(Stored data entries)
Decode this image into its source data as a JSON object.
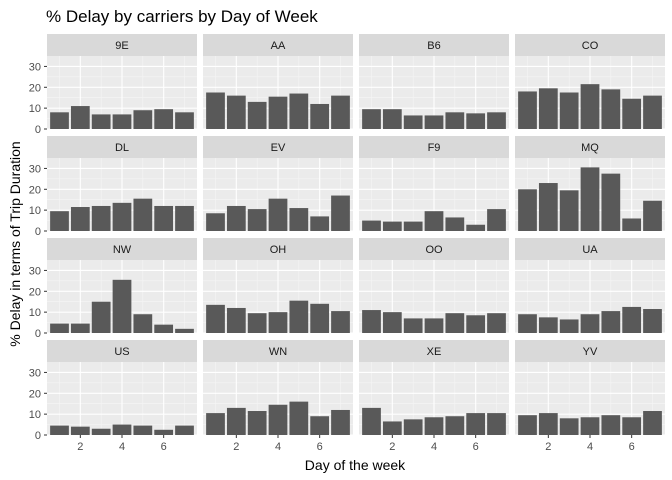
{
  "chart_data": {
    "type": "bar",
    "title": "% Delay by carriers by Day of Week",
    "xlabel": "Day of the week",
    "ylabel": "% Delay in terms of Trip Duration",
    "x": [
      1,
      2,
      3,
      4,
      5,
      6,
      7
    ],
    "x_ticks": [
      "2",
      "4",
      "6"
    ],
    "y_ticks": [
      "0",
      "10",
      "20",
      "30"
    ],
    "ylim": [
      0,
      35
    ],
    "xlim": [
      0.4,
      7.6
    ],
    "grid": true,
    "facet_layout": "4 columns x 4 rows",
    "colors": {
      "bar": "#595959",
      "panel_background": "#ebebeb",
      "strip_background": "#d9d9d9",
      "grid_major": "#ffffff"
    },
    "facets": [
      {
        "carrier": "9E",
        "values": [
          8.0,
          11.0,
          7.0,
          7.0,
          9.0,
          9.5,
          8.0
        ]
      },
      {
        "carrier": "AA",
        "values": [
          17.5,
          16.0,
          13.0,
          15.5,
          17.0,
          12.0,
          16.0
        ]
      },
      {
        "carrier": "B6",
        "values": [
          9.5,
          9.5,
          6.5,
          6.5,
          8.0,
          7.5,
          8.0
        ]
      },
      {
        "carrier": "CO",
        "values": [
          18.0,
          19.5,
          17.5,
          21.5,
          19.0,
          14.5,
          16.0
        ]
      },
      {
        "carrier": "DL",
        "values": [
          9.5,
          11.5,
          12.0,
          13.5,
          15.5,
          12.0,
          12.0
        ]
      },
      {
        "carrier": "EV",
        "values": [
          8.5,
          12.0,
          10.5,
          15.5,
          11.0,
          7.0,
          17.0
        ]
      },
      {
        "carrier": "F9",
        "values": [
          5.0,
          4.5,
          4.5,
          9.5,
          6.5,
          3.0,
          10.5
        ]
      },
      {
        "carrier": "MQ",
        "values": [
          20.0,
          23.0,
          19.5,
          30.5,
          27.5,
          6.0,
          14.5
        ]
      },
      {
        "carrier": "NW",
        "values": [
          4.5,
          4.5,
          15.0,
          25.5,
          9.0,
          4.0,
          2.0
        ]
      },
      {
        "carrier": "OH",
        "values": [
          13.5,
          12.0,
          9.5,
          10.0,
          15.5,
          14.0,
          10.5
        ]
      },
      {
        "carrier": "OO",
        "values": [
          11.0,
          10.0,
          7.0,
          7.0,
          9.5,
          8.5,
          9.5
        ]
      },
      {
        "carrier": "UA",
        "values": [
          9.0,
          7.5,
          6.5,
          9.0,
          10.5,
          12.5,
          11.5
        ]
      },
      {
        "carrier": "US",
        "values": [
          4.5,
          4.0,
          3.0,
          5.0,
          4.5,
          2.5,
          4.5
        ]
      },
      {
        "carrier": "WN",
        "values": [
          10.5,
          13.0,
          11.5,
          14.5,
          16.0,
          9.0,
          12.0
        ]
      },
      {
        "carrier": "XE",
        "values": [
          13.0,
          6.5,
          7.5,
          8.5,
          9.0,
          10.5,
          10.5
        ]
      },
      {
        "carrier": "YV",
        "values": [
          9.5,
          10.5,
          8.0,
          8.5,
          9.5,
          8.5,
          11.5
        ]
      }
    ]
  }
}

Given exercise
Omit the images and transcribe all of the records above word for word.

Task response
Decode this image into its source data as a JSON object.
{
  "chart_data": {
    "type": "bar",
    "title": "% Delay by carriers by Day of Week",
    "xlabel": "Day of the week",
    "ylabel": "% Delay in terms of Trip Duration",
    "x": [
      1,
      2,
      3,
      4,
      5,
      6,
      7
    ],
    "x_ticks": [
      "2",
      "4",
      "6"
    ],
    "y_ticks": [
      "0",
      "10",
      "20",
      "30"
    ],
    "ylim": [
      0,
      35
    ],
    "xlim": [
      0.4,
      7.6
    ],
    "grid": true,
    "facet_layout": "4 columns x 4 rows",
    "colors": {
      "bar": "#595959",
      "panel_background": "#ebebeb",
      "strip_background": "#d9d9d9",
      "grid_major": "#ffffff"
    },
    "facets": [
      {
        "carrier": "9E",
        "values": [
          8.0,
          11.0,
          7.0,
          7.0,
          9.0,
          9.5,
          8.0
        ]
      },
      {
        "carrier": "AA",
        "values": [
          17.5,
          16.0,
          13.0,
          15.5,
          17.0,
          12.0,
          16.0
        ]
      },
      {
        "carrier": "B6",
        "values": [
          9.5,
          9.5,
          6.5,
          6.5,
          8.0,
          7.5,
          8.0
        ]
      },
      {
        "carrier": "CO",
        "values": [
          18.0,
          19.5,
          17.5,
          21.5,
          19.0,
          14.5,
          16.0
        ]
      },
      {
        "carrier": "DL",
        "values": [
          9.5,
          11.5,
          12.0,
          13.5,
          15.5,
          12.0,
          12.0
        ]
      },
      {
        "carrier": "EV",
        "values": [
          8.5,
          12.0,
          10.5,
          15.5,
          11.0,
          7.0,
          17.0
        ]
      },
      {
        "carrier": "F9",
        "values": [
          5.0,
          4.5,
          4.5,
          9.5,
          6.5,
          3.0,
          10.5
        ]
      },
      {
        "carrier": "MQ",
        "values": [
          20.0,
          23.0,
          19.5,
          30.5,
          27.5,
          6.0,
          14.5
        ]
      },
      {
        "carrier": "NW",
        "values": [
          4.5,
          4.5,
          15.0,
          25.5,
          9.0,
          4.0,
          2.0
        ]
      },
      {
        "carrier": "OH",
        "values": [
          13.5,
          12.0,
          9.5,
          10.0,
          15.5,
          14.0,
          10.5
        ]
      },
      {
        "carrier": "OO",
        "values": [
          11.0,
          10.0,
          7.0,
          7.0,
          9.5,
          8.5,
          9.5
        ]
      },
      {
        "carrier": "UA",
        "values": [
          9.0,
          7.5,
          6.5,
          9.0,
          10.5,
          12.5,
          11.5
        ]
      },
      {
        "carrier": "US",
        "values": [
          4.5,
          4.0,
          3.0,
          5.0,
          4.5,
          2.5,
          4.5
        ]
      },
      {
        "carrier": "WN",
        "values": [
          10.5,
          13.0,
          11.5,
          14.5,
          16.0,
          9.0,
          12.0
        ]
      },
      {
        "carrier": "XE",
        "values": [
          13.0,
          6.5,
          7.5,
          8.5,
          9.0,
          10.5,
          10.5
        ]
      },
      {
        "carrier": "YV",
        "values": [
          9.5,
          10.5,
          8.0,
          8.5,
          9.5,
          8.5,
          11.5
        ]
      }
    ]
  }
}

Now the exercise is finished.